Collection entries
— START —

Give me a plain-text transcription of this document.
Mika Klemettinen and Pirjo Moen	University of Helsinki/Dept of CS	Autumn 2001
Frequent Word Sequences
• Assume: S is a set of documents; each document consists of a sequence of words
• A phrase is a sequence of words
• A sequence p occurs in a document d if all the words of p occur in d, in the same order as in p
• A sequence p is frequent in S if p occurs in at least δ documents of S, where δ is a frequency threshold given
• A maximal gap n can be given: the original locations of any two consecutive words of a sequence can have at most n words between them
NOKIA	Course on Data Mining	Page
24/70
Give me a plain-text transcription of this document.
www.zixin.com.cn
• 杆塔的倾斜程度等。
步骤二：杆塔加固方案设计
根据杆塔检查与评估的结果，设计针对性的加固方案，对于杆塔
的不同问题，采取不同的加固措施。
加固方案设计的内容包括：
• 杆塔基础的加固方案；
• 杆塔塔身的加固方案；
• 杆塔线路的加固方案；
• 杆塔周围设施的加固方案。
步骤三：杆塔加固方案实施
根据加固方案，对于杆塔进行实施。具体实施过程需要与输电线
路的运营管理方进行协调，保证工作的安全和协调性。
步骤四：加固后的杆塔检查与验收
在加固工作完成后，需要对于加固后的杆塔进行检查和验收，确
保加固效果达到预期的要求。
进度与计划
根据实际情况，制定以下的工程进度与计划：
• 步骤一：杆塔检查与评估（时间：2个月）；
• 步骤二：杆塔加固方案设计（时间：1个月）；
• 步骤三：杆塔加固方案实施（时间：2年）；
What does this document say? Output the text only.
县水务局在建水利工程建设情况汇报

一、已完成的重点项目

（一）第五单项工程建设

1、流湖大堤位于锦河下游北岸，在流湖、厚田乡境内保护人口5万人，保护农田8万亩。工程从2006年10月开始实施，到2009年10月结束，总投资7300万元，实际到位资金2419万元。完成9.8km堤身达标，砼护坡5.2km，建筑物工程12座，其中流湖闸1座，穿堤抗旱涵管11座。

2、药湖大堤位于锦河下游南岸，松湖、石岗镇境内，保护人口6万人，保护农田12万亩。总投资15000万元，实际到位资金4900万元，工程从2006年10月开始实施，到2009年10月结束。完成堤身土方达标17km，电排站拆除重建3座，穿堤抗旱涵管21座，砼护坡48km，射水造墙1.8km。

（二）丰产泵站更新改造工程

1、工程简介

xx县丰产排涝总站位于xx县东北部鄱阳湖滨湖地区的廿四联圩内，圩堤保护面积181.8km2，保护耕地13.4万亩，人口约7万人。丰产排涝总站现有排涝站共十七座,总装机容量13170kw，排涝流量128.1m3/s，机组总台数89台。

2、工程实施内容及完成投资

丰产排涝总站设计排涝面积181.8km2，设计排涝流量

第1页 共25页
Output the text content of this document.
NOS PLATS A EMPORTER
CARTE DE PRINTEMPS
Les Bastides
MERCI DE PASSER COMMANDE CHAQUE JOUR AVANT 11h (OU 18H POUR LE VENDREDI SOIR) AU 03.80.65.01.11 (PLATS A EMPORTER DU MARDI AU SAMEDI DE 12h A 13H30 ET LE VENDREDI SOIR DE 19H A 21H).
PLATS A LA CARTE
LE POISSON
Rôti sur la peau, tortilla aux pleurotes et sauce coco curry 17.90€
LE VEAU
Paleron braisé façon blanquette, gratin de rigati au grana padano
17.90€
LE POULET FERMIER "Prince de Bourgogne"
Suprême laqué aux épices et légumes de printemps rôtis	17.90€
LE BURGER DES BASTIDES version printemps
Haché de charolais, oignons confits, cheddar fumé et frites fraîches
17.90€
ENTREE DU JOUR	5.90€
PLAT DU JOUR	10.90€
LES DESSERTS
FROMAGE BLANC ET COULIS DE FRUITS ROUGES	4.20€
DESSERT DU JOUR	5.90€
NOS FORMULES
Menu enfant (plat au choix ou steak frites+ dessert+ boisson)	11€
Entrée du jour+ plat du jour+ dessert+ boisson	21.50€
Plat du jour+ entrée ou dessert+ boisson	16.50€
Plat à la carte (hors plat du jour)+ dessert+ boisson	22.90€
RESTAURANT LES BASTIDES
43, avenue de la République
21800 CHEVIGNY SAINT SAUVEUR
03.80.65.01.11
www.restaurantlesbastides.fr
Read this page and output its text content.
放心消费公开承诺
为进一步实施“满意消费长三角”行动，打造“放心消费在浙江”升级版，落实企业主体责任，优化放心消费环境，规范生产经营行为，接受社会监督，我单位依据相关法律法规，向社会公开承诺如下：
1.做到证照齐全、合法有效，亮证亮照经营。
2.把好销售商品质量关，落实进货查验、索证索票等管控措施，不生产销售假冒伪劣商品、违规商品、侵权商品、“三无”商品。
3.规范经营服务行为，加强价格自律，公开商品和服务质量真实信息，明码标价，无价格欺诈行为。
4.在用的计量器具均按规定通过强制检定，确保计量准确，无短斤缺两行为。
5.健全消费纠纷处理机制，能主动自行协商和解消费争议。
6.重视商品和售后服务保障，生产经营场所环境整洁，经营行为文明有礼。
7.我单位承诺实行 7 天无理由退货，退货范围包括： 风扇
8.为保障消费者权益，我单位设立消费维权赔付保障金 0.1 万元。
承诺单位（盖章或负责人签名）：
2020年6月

— END —

Prompt:
List every line from the entries above in which "documents" appears.

Exercise answer:
• Assume: S is a set of documents; each document consists of a sequence of words
• A sequence p is frequent in S if p occurs in at least δ documents of S, where δ is a frequency threshold given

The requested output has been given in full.